=== Exercise task ===
Search the data for the word "this" and copy every line where it occurs.
##########
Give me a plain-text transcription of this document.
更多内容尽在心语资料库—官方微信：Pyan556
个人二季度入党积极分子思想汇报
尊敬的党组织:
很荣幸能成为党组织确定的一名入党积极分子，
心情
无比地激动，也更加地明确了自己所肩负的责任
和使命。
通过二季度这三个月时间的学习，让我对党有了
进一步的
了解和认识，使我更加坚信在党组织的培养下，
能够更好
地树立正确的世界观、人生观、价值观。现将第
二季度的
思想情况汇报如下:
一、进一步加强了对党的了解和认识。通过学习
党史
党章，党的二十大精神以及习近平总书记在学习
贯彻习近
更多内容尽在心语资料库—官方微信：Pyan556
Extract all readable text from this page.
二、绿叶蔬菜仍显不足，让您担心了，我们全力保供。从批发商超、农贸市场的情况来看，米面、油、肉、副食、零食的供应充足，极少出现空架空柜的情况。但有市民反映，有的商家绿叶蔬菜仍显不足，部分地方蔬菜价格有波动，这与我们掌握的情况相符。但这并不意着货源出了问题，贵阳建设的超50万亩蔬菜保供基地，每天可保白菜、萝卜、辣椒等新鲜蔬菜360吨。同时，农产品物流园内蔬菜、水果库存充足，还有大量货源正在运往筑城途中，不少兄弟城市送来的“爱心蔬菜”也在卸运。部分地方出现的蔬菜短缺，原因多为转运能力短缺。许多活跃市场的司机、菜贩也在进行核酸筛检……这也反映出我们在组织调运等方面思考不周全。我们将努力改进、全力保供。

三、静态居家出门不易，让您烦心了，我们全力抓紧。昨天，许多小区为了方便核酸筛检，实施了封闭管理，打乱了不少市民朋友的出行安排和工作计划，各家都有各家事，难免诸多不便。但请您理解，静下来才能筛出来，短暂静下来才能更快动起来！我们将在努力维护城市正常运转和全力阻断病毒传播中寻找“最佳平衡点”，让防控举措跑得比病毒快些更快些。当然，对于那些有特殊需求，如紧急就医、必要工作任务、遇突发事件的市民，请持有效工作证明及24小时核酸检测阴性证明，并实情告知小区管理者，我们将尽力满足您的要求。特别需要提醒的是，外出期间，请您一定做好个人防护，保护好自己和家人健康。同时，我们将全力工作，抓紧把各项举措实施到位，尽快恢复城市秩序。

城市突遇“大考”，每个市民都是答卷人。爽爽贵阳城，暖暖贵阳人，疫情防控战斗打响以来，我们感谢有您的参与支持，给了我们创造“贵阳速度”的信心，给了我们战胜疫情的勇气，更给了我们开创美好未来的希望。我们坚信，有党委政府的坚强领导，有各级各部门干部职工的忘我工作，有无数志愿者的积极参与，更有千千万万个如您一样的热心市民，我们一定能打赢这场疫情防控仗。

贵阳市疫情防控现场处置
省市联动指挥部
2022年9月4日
##########
=== Expected answer ===
Give me a plain-text transcription of this document.
Extract all readable text from this page.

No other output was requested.